RECORD EXTRACTS:
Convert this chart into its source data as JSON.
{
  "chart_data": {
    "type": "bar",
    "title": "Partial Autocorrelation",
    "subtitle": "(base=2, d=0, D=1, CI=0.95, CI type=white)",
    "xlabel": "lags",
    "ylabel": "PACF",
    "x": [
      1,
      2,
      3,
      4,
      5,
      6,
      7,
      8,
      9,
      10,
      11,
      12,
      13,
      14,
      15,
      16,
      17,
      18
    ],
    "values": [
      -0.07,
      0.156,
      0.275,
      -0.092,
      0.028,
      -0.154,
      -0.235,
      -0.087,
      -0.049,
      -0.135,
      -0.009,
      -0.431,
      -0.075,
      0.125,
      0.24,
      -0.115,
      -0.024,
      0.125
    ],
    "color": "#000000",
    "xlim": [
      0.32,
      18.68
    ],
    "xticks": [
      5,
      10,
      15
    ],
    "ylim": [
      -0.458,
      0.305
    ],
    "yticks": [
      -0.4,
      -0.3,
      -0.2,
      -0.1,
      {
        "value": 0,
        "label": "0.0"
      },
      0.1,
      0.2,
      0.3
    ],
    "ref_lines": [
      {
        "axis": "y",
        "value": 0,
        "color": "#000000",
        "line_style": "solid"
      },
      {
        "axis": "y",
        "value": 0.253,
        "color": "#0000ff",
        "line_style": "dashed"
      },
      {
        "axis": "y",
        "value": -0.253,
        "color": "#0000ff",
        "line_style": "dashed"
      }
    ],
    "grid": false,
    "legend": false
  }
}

DIRECTIONS FOR THIS TASK: Retype the data exactly as given.

RESULT OF THIS TASK:
Convert this chart into its source data as JSON.
{
  "chart_data": {
    "type": "bar",
    "title": "Partial Autocorrelation",
    "subtitle": "(base=2, d=0, D=1, CI=0.95, CI type=white)",
    "xlabel": "lags",
    "ylabel": "PACF",
    "x": [
      1,
      2,
      3,
      4,
      5,
      6,
      7,
      8,
      9,
      10,
      11,
      12,
      13,
      14,
      15,
      16,
      17,
      18
    ],
    "values": [
      -0.07,
      0.156,
      0.275,
      -0.092,
      0.028,
      -0.154,
      -0.235,
      -0.087,
      -0.049,
      -0.135,
      -0.009,
      -0.431,
      -0.075,
      0.125,
      0.24,
      -0.115,
      -0.024,
      0.125
    ],
    "color": "#000000",
    "xlim": [
      0.32,
      18.68
    ],
    "xticks": [
      5,
      10,
      15
    ],
    "ylim": [
      -0.458,
      0.305
    ],
    "yticks": [
      -0.4,
      -0.3,
      -0.2,
      -0.1,
      {
        "value": 0,
        "label": "0.0"
      },
      0.1,
      0.2,
      0.3
    ],
    "ref_lines": [
      {
        "axis": "y",
        "value": 0,
        "color": "#000000",
        "line_style": "solid"
      },
      {
        "axis": "y",
        "value": 0.253,
        "color": "#0000ff",
        "line_style": "dashed"
      },
      {
        "axis": "y",
        "value": -0.253,
        "color": "#0000ff",
        "line_style": "dashed"
      }
    ],
    "grid": false,
    "legend": false
  }
}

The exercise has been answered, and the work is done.